- _Work required_
In the entries below, how many lines hold the string "families"? Give only the number.

- _Dataset records_
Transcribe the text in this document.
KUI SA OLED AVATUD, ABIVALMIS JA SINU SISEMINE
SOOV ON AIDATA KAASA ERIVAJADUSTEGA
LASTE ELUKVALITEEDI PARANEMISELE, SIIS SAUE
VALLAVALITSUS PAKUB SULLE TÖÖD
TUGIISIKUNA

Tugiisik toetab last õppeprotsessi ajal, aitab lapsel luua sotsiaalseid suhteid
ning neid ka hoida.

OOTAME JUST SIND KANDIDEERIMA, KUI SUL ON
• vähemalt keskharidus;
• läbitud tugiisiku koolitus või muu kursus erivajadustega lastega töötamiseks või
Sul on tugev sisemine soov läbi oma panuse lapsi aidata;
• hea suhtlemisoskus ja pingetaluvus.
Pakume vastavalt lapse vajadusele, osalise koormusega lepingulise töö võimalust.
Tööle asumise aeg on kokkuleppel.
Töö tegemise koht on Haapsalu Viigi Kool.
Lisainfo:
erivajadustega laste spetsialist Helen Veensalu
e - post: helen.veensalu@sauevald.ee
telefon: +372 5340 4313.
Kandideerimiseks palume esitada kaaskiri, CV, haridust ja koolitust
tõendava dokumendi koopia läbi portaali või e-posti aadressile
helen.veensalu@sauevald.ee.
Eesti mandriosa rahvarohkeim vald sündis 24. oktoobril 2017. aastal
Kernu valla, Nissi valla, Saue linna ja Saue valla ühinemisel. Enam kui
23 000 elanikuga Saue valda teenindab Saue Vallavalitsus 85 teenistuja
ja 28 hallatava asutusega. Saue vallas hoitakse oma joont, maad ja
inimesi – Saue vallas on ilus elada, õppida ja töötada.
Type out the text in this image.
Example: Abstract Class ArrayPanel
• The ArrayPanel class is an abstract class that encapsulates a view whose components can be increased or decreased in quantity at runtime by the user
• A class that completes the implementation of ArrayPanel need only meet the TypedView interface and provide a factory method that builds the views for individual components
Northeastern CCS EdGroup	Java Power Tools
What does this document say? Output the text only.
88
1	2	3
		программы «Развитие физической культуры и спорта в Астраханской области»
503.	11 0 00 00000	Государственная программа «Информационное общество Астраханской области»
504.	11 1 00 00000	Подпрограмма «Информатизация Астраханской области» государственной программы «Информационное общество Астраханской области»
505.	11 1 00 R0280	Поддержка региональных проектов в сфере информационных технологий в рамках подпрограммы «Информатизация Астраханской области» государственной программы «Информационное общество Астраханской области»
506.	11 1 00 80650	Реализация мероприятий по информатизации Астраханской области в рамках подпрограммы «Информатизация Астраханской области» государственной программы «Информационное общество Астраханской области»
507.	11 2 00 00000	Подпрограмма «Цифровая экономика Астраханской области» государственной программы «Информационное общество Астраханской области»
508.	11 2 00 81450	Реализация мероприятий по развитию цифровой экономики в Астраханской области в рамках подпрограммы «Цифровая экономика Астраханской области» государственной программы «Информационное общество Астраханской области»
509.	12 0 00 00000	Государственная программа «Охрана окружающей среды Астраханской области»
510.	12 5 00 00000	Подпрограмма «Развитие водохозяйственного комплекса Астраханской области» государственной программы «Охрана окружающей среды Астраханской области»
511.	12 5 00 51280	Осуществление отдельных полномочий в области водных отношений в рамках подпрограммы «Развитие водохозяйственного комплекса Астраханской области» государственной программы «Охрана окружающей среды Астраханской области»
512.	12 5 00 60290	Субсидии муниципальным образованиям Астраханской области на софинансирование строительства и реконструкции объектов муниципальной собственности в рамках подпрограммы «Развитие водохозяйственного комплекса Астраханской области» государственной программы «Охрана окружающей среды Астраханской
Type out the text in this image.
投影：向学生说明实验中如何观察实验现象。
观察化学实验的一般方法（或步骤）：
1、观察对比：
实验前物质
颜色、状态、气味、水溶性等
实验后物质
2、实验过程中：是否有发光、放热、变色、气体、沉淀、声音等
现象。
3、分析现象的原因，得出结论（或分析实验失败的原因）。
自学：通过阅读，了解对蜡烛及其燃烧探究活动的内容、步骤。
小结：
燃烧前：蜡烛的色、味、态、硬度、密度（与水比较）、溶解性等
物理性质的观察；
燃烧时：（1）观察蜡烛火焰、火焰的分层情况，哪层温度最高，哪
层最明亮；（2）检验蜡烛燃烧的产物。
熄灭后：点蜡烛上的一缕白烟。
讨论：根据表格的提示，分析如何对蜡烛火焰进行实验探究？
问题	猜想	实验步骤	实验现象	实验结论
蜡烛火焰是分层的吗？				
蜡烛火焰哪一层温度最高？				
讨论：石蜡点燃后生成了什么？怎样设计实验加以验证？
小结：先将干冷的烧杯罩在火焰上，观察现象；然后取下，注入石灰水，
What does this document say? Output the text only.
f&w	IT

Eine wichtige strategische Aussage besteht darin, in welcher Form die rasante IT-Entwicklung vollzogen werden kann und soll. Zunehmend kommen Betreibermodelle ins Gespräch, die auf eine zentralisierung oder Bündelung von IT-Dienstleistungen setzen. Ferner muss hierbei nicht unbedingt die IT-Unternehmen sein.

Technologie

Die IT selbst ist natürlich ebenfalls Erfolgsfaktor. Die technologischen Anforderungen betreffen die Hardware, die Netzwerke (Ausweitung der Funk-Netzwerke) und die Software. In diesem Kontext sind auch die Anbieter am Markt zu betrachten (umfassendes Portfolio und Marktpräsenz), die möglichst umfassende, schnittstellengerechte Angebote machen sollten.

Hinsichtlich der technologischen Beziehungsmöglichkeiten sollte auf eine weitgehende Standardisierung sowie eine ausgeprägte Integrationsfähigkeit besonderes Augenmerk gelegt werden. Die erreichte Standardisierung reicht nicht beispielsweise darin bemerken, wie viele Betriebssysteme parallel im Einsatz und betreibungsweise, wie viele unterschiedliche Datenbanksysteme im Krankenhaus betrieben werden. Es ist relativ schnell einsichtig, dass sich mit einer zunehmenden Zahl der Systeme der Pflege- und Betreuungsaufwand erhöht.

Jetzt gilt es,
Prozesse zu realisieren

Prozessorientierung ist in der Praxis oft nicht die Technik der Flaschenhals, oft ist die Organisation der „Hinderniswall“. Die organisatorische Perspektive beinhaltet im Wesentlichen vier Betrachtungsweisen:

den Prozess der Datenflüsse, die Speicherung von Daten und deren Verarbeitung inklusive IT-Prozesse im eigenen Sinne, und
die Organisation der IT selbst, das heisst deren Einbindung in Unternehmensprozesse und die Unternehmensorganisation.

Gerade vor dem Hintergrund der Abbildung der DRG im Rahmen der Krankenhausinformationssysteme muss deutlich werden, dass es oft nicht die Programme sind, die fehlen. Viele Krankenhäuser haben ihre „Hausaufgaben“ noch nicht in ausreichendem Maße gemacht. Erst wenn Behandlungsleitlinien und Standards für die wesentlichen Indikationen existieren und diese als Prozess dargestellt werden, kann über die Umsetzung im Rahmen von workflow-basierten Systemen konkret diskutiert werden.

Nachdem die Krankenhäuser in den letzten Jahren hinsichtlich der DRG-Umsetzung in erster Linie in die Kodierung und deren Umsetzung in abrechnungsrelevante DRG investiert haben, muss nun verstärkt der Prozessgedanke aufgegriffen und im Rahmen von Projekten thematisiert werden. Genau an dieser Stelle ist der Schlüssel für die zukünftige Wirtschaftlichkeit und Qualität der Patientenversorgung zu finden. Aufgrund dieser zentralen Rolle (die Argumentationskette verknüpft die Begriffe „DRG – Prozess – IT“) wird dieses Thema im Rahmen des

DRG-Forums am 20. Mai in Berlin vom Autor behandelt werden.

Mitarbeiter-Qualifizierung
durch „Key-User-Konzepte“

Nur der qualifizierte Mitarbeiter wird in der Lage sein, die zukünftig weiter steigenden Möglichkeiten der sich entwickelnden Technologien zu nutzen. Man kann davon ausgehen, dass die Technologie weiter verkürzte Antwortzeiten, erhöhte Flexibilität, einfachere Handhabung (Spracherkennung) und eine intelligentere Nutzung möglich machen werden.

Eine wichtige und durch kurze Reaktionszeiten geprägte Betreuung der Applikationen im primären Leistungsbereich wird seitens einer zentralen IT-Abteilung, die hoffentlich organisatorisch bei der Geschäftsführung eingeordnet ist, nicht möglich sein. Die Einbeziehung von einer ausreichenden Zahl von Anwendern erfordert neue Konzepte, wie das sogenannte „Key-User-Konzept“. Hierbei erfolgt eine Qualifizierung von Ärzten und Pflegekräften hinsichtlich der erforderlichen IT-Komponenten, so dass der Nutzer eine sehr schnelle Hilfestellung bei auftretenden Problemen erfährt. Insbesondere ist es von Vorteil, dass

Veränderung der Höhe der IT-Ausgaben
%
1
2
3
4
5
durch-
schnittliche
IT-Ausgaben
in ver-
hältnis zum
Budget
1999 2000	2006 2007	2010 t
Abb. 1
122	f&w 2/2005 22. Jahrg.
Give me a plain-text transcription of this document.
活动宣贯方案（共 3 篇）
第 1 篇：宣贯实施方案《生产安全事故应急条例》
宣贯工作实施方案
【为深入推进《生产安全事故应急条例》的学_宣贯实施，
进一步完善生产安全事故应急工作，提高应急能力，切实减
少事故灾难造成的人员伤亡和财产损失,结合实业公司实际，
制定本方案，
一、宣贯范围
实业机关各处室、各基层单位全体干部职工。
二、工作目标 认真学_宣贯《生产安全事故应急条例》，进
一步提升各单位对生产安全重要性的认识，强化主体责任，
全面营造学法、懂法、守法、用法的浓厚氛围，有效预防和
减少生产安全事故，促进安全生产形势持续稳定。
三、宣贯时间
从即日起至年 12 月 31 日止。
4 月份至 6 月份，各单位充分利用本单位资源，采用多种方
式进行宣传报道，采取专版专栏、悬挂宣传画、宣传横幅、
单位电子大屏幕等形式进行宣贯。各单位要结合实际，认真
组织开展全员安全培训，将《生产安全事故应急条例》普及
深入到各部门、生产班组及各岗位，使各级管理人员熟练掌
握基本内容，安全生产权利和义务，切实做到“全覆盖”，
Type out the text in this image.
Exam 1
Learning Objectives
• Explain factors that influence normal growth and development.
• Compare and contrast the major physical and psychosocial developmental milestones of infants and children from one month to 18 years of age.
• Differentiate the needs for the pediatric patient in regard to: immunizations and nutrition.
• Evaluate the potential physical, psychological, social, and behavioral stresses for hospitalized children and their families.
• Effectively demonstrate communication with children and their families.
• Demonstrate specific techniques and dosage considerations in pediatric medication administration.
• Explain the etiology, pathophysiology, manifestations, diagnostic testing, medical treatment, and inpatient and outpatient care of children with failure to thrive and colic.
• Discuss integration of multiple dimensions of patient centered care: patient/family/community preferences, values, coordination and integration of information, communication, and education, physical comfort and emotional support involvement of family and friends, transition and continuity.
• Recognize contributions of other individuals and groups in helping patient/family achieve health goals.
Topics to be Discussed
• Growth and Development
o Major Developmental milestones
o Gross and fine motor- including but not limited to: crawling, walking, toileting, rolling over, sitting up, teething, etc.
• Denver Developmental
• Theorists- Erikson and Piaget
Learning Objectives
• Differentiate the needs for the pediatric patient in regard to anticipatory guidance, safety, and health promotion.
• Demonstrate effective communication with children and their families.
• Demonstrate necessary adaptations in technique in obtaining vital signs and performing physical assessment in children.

- _Task output_
3